-- start --
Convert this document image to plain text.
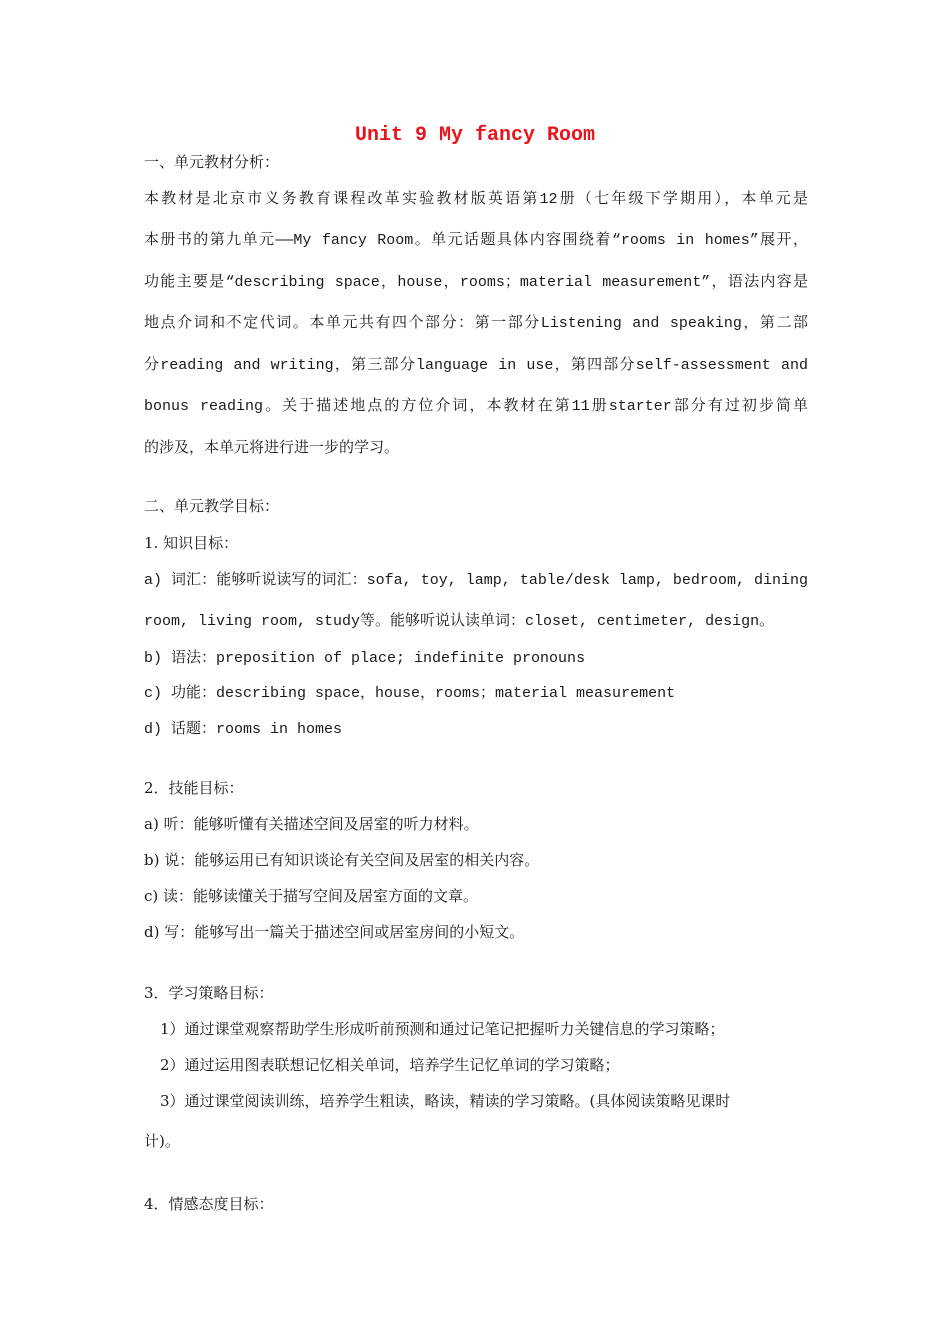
Unit 9 My fancy Room
一、单元教材分析：
本教材是北京市义务教育课程改革实验教材版英语第12册（七年级下学期用），本单元是
本册书的第九单元——My fancy Room。单元话题具体内容围绕着“rooms in homes”展开，
功能主要是“describing space，house，rooms；material measurement”，语法内容是
地点介词和不定代词。本单元共有四个部分：第一部分Listening and speaking，第二部
分reading and writing，第三部分language in use，第四部分self-assessment and
bonus reading。关于描述地点的方位介词，本教材在第11册starter部分有过初步简单
的涉及，本单元将进行进一步的学习。
二、单元教学目标：
1. 知识目标：
a) 词汇：能够听说读写的词汇：sofa, toy, lamp, table/desk lamp, bedroom, dining
room, living room, study等。能够听说认读单词：closet, centimeter, design。
b) 语法：preposition of place; indefinite pronouns
c) 功能：describing space，house，rooms；material measurement
d) 话题：rooms in homes
2．技能目标：
a) 听：能够听懂有关描述空间及居室的听力材料。
b) 说：能够运用已有知识谈论有关空间及居室的相关内容。
c) 读：能够读懂关于描写空间及居室方面的文章。
d) 写：能够写出一篇关于描述空间或居室房间的小短文。
3．学习策略目标：
1）通过课堂观察帮助学生形成听前预测和通过记笔记把握听力关键信息的学习策略；
2）通过运用图表联想记忆相关单词，培养学生记忆单词的学习策略；
3）通过课堂阅读训练，培养学生粗读，略读，精读的学习策略。(具体阅读策略见课时
计)。
4．情感态度目标：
-- end --
* [What to produce]
Transcribe the whole listing, character for character, but not its images.

* [Written answer]
Convert this document image to plain text.
Unit 9 My fancy Room
一、单元教材分析：
本教材是北京市义务教育课程改革实验教材版英语第12册（七年级下学期用），本单元是
本册书的第九单元——My fancy Room。单元话题具体内容围绕着“rooms in homes”展开，
功能主要是“describing space，house，rooms；material measurement”，语法内容是
地点介词和不定代词。本单元共有四个部分：第一部分Listening and speaking，第二部
分reading and writing，第三部分language in use，第四部分self-assessment and
bonus reading。关于描述地点的方位介词，本教材在第11册starter部分有过初步简单
的涉及，本单元将进行进一步的学习。
二、单元教学目标：
1. 知识目标：
a) 词汇：能够听说读写的词汇：sofa, toy, lamp, table/desk lamp, bedroom, dining
room, living room, study等。能够听说认读单词：closet, centimeter, design。
b) 语法：preposition of place; indefinite pronouns
c) 功能：describing space，house，rooms；material measurement
d) 话题：rooms in homes
2．技能目标：
a) 听：能够听懂有关描述空间及居室的听力材料。
b) 说：能够运用已有知识谈论有关空间及居室的相关内容。
c) 读：能够读懂关于描写空间及居室方面的文章。
d) 写：能够写出一篇关于描述空间或居室房间的小短文。
3．学习策略目标：
1）通过课堂观察帮助学生形成听前预测和通过记笔记把握听力关键信息的学习策略；
2）通过运用图表联想记忆相关单词，培养学生记忆单词的学习策略；
3）通过课堂阅读训练，培养学生粗读，略读，精读的学习策略。(具体阅读策略见课时
计)。
4．情感态度目标：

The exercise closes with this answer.